Requirements: Restate the full set of records exactly, word for word.

Records for the task:
----

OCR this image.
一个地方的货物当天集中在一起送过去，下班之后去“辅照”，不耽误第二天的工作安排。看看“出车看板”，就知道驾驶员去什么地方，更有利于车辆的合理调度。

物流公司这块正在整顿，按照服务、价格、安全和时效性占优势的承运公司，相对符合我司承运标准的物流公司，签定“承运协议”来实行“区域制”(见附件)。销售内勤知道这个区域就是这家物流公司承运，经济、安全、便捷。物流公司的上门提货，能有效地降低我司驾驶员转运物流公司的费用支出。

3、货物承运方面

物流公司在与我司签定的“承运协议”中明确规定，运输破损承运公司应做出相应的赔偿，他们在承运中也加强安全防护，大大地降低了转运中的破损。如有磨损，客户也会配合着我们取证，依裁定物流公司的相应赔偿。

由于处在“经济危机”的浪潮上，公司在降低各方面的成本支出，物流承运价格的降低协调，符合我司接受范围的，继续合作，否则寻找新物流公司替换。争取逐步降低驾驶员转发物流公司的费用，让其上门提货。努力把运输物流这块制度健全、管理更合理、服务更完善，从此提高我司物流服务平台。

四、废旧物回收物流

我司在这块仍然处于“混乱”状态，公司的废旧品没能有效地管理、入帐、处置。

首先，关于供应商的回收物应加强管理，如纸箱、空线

----

Response to this exercise:
OCR this image.
一个地方的货物当天集中在一起送过去，下班之后去“辅照”，不耽误第二天的工作安排。看看“出车看板”，就知道驾驶员去什么地方，更有利于车辆的合理调度。

物流公司这块正在整顿，按照服务、价格、安全和时效性占优势的承运公司，相对符合我司承运标准的物流公司，签定“承运协议”来实行“区域制”(见附件)。销售内勤知道这个区域就是这家物流公司承运，经济、安全、便捷。物流公司的上门提货，能有效地降低我司驾驶员转运物流公司的费用支出。

3、货物承运方面

物流公司在与我司签定的“承运协议”中明确规定，运输破损承运公司应做出相应的赔偿，他们在承运中也加强安全防护，大大地降低了转运中的破损。如有磨损，客户也会配合着我们取证，依裁定物流公司的相应赔偿。

由于处在“经济危机”的浪潮上，公司在降低各方面的成本支出，物流承运价格的降低协调，符合我司接受范围的，继续合作，否则寻找新物流公司替换。争取逐步降低驾驶员转发物流公司的费用，让其上门提货。努力把运输物流这块制度健全、管理更合理、服务更完善，从此提高我司物流服务平台。

四、废旧物回收物流

我司在这块仍然处于“混乱”状态，公司的废旧品没能有效地管理、入帐、处置。

首先，关于供应商的回收物应加强管理，如纸箱、空线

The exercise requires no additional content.